Direction:
Any picture among the records should be left out, please; retype the rest exactly.

— Start of Data supplied —

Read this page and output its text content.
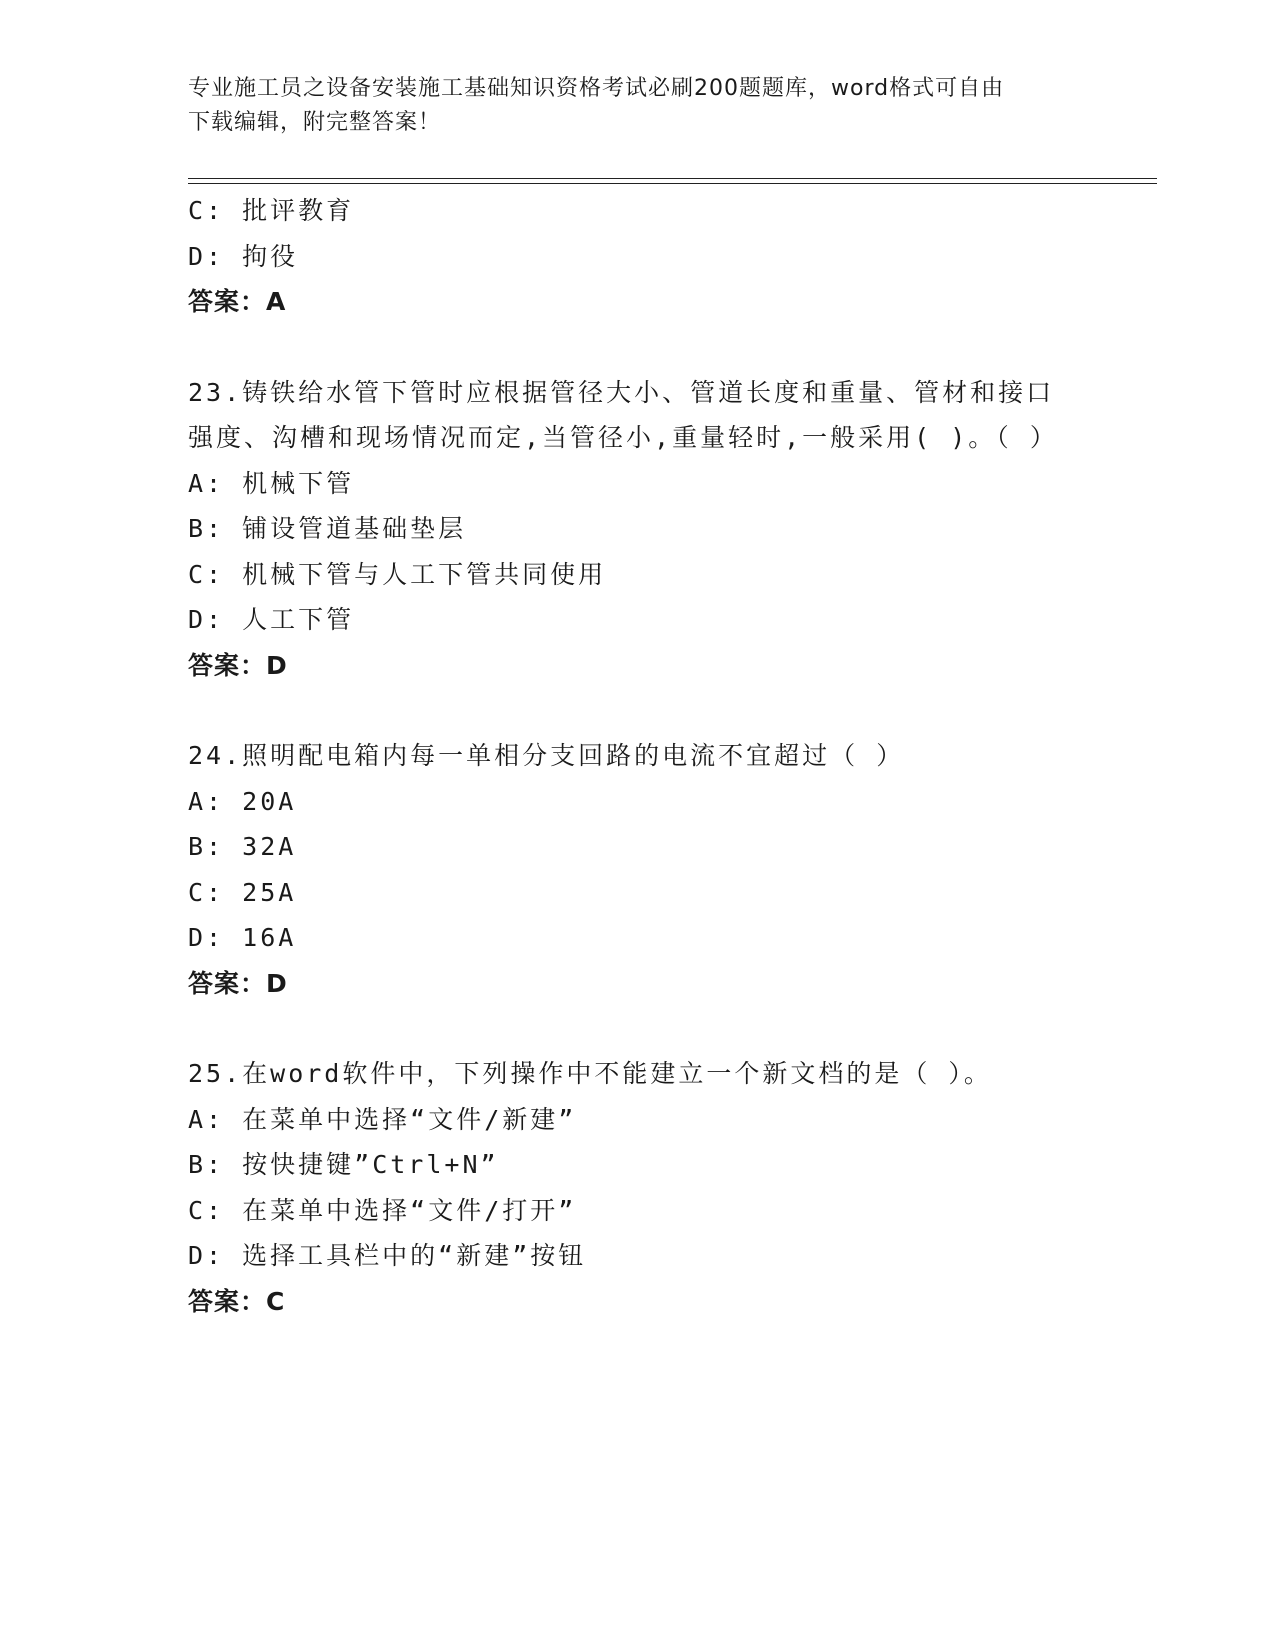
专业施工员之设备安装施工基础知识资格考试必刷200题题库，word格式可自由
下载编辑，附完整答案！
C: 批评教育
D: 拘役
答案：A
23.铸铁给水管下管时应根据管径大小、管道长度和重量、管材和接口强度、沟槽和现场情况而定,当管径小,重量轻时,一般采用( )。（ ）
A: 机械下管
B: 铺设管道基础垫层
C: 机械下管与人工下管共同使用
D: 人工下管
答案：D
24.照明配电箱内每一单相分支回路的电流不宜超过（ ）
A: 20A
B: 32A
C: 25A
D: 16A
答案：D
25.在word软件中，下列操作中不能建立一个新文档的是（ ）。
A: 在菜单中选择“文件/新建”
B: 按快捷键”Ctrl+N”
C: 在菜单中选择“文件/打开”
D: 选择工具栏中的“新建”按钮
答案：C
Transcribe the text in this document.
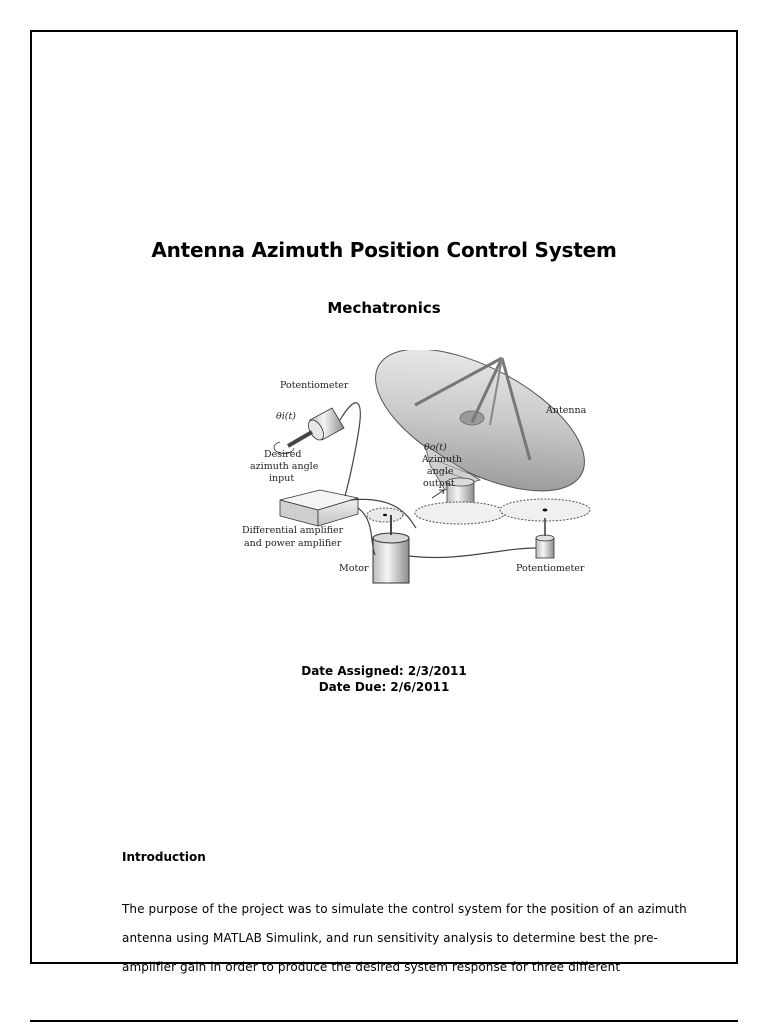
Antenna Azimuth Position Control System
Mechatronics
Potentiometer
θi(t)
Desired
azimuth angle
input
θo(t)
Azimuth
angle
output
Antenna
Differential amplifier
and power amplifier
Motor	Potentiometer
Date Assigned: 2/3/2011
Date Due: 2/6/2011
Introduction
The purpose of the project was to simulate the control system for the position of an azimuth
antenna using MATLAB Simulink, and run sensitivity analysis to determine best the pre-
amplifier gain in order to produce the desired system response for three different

— End of Data supplied —

Output of the exercise:
Read this page and output its text content.
专业施工员之设备安装施工基础知识资格考试必刷200题题库，word格式可自由
下载编辑，附完整答案！
C: 批评教育
D: 拘役
答案：A
23.铸铁给水管下管时应根据管径大小、管道长度和重量、管材和接口强度、沟槽和现场情况而定,当管径小,重量轻时,一般采用( )。（ ）
A: 机械下管
B: 铺设管道基础垫层
C: 机械下管与人工下管共同使用
D: 人工下管
答案：D
24.照明配电箱内每一单相分支回路的电流不宜超过（ ）
A: 20A
B: 32A
C: 25A
D: 16A
答案：D
25.在word软件中，下列操作中不能建立一个新文档的是（ ）。
A: 在菜单中选择“文件/新建”
B: 按快捷键”Ctrl+N”
C: 在菜单中选择“文件/打开”
D: 选择工具栏中的“新建”按钮
答案：C
Transcribe the text in this document.
Antenna Azimuth Position Control System
Mechatronics
Potentiometer
θi(t)
Desired
azimuth angle
input
θo(t)
Azimuth
angle
output
Antenna
Differential amplifier
and power amplifier
Motor	Potentiometer
Date Assigned: 2/3/2011
Date Due: 2/6/2011
Introduction
The purpose of the project was to simulate the control system for the position of an azimuth
antenna using MATLAB Simulink, and run sensitivity analysis to determine best the pre-
amplifier gain in order to produce the desired system response for three different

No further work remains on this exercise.